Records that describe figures
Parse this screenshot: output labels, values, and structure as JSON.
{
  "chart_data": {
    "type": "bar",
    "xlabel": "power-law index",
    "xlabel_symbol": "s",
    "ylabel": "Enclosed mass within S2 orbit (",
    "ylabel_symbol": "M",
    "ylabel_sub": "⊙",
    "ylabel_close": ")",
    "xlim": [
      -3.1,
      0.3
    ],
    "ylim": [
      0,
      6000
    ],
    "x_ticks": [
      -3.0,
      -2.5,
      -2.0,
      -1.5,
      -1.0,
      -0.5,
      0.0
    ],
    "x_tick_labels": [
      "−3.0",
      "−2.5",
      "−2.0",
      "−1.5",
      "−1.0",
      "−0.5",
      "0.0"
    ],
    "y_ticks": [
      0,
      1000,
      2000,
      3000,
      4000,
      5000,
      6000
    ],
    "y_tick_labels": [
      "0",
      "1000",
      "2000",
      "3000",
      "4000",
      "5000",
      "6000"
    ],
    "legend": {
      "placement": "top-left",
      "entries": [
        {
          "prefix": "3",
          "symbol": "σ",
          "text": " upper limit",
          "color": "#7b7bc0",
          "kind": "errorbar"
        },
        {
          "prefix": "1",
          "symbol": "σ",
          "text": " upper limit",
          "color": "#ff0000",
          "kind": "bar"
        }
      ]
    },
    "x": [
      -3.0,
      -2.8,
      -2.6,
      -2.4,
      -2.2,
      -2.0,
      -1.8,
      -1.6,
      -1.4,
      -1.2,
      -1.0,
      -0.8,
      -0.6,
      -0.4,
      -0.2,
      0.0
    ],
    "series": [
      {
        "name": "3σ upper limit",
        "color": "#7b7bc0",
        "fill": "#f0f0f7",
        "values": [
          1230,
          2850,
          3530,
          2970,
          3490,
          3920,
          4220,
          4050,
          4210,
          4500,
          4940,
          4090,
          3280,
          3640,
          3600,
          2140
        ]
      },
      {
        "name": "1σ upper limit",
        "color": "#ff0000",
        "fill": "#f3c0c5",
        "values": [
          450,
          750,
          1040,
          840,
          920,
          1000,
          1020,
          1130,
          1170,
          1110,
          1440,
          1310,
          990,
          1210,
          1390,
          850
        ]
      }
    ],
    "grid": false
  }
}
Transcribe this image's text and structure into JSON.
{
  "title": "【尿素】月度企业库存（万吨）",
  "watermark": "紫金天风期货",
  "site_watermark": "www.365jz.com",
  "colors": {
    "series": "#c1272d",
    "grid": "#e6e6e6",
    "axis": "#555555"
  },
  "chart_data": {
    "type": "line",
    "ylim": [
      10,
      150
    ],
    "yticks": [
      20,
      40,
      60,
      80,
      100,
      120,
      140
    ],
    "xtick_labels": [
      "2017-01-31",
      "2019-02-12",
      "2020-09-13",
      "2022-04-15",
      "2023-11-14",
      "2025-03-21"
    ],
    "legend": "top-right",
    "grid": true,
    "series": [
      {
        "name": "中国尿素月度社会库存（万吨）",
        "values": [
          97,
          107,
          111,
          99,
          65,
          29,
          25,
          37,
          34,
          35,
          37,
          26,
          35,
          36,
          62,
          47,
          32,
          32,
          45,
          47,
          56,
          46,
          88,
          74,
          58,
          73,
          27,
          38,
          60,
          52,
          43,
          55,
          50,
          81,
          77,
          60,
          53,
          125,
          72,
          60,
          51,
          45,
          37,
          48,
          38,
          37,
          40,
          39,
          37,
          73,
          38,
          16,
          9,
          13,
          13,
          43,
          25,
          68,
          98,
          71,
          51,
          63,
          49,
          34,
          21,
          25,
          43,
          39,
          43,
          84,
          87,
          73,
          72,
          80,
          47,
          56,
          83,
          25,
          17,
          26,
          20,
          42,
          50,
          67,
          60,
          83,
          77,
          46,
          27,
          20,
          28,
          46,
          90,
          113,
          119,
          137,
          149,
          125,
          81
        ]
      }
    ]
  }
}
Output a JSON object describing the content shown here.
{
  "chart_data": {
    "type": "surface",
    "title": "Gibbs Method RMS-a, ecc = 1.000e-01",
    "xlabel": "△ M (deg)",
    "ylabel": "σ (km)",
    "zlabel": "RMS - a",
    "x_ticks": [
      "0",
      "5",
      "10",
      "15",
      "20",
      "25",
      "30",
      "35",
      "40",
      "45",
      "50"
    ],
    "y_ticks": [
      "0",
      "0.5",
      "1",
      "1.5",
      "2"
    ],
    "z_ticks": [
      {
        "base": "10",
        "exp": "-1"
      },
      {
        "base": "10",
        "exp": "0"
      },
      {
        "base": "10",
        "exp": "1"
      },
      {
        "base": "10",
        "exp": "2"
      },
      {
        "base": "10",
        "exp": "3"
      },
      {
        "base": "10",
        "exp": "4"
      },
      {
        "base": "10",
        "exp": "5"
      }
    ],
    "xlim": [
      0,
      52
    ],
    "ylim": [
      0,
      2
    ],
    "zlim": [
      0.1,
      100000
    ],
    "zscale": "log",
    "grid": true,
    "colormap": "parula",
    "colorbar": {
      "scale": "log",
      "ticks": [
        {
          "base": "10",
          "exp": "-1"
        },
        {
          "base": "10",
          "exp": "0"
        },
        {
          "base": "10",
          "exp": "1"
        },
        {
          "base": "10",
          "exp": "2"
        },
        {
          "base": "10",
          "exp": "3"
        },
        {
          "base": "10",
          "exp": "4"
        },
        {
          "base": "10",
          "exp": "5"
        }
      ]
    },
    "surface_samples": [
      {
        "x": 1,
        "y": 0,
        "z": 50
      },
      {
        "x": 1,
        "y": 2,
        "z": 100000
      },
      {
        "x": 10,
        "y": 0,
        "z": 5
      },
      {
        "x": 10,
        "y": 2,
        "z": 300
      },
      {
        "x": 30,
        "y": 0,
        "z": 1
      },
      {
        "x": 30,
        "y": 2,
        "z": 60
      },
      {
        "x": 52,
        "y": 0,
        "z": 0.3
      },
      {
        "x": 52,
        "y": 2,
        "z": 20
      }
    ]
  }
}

#### TO BE DONE:
Every line of the records above needs to be given again exactly.

#### ANSWER:
Parse this screenshot: output labels, values, and structure as JSON.
{
  "chart_data": {
    "type": "bar",
    "xlabel": "power-law index",
    "xlabel_symbol": "s",
    "ylabel": "Enclosed mass within S2 orbit (",
    "ylabel_symbol": "M",
    "ylabel_sub": "⊙",
    "ylabel_close": ")",
    "xlim": [
      -3.1,
      0.3
    ],
    "ylim": [
      0,
      6000
    ],
    "x_ticks": [
      -3.0,
      -2.5,
      -2.0,
      -1.5,
      -1.0,
      -0.5,
      0.0
    ],
    "x_tick_labels": [
      "−3.0",
      "−2.5",
      "−2.0",
      "−1.5",
      "−1.0",
      "−0.5",
      "0.0"
    ],
    "y_ticks": [
      0,
      1000,
      2000,
      3000,
      4000,
      5000,
      6000
    ],
    "y_tick_labels": [
      "0",
      "1000",
      "2000",
      "3000",
      "4000",
      "5000",
      "6000"
    ],
    "legend": {
      "placement": "top-left",
      "entries": [
        {
          "prefix": "3",
          "symbol": "σ",
          "text": " upper limit",
          "color": "#7b7bc0",
          "kind": "errorbar"
        },
        {
          "prefix": "1",
          "symbol": "σ",
          "text": " upper limit",
          "color": "#ff0000",
          "kind": "bar"
        }
      ]
    },
    "x": [
      -3.0,
      -2.8,
      -2.6,
      -2.4,
      -2.2,
      -2.0,
      -1.8,
      -1.6,
      -1.4,
      -1.2,
      -1.0,
      -0.8,
      -0.6,
      -0.4,
      -0.2,
      0.0
    ],
    "series": [
      {
        "name": "3σ upper limit",
        "color": "#7b7bc0",
        "fill": "#f0f0f7",
        "values": [
          1230,
          2850,
          3530,
          2970,
          3490,
          3920,
          4220,
          4050,
          4210,
          4500,
          4940,
          4090,
          3280,
          3640,
          3600,
          2140
        ]
      },
      {
        "name": "1σ upper limit",
        "color": "#ff0000",
        "fill": "#f3c0c5",
        "values": [
          450,
          750,
          1040,
          840,
          920,
          1000,
          1020,
          1130,
          1170,
          1110,
          1440,
          1310,
          990,
          1210,
          1390,
          850
        ]
      }
    ],
    "grid": false
  }
}
Transcribe this image's text and structure into JSON.
{
  "title": "【尿素】月度企业库存（万吨）",
  "watermark": "紫金天风期货",
  "site_watermark": "www.365jz.com",
  "colors": {
    "series": "#c1272d",
    "grid": "#e6e6e6",
    "axis": "#555555"
  },
  "chart_data": {
    "type": "line",
    "ylim": [
      10,
      150
    ],
    "yticks": [
      20,
      40,
      60,
      80,
      100,
      120,
      140
    ],
    "xtick_labels": [
      "2017-01-31",
      "2019-02-12",
      "2020-09-13",
      "2022-04-15",
      "2023-11-14",
      "2025-03-21"
    ],
    "legend": "top-right",
    "grid": true,
    "series": [
      {
        "name": "中国尿素月度社会库存（万吨）",
        "values": [
          97,
          107,
          111,
          99,
          65,
          29,
          25,
          37,
          34,
          35,
          37,
          26,
          35,
          36,
          62,
          47,
          32,
          32,
          45,
          47,
          56,
          46,
          88,
          74,
          58,
          73,
          27,
          38,
          60,
          52,
          43,
          55,
          50,
          81,
          77,
          60,
          53,
          125,
          72,
          60,
          51,
          45,
          37,
          48,
          38,
          37,
          40,
          39,
          37,
          73,
          38,
          16,
          9,
          13,
          13,
          43,
          25,
          68,
          98,
          71,
          51,
          63,
          49,
          34,
          21,
          25,
          43,
          39,
          43,
          84,
          87,
          73,
          72,
          80,
          47,
          56,
          83,
          25,
          17,
          26,
          20,
          42,
          50,
          67,
          60,
          83,
          77,
          46,
          27,
          20,
          28,
          46,
          90,
          113,
          119,
          137,
          149,
          125,
          81
        ]
      }
    ]
  }
}
Output a JSON object describing the content shown here.
{
  "chart_data": {
    "type": "surface",
    "title": "Gibbs Method RMS-a, ecc = 1.000e-01",
    "xlabel": "△ M (deg)",
    "ylabel": "σ (km)",
    "zlabel": "RMS - a",
    "x_ticks": [
      "0",
      "5",
      "10",
      "15",
      "20",
      "25",
      "30",
      "35",
      "40",
      "45",
      "50"
    ],
    "y_ticks": [
      "0",
      "0.5",
      "1",
      "1.5",
      "2"
    ],
    "z_ticks": [
      {
        "base": "10",
        "exp": "-1"
      },
      {
        "base": "10",
        "exp": "0"
      },
      {
        "base": "10",
        "exp": "1"
      },
      {
        "base": "10",
        "exp": "2"
      },
      {
        "base": "10",
        "exp": "3"
      },
      {
        "base": "10",
        "exp": "4"
      },
      {
        "base": "10",
        "exp": "5"
      }
    ],
    "xlim": [
      0,
      52
    ],
    "ylim": [
      0,
      2
    ],
    "zlim": [
      0.1,
      100000
    ],
    "zscale": "log",
    "grid": true,
    "colormap": "parula",
    "colorbar": {
      "scale": "log",
      "ticks": [
        {
          "base": "10",
          "exp": "-1"
        },
        {
          "base": "10",
          "exp": "0"
        },
        {
          "base": "10",
          "exp": "1"
        },
        {
          "base": "10",
          "exp": "2"
        },
        {
          "base": "10",
          "exp": "3"
        },
        {
          "base": "10",
          "exp": "4"
        },
        {
          "base": "10",
          "exp": "5"
        }
      ]
    },
    "surface_samples": [
      {
        "x": 1,
        "y": 0,
        "z": 50
      },
      {
        "x": 1,
        "y": 2,
        "z": 100000
      },
      {
        "x": 10,
        "y": 0,
        "z": 5
      },
      {
        "x": 10,
        "y": 2,
        "z": 300
      },
      {
        "x": 30,
        "y": 0,
        "z": 1
      },
      {
        "x": 30,
        "y": 2,
        "z": 60
      },
      {
        "x": 52,
        "y": 0,
        "z": 0.3
      },
      {
        "x": 52,
        "y": 2,
        "z": 20
      }
    ]
  }
}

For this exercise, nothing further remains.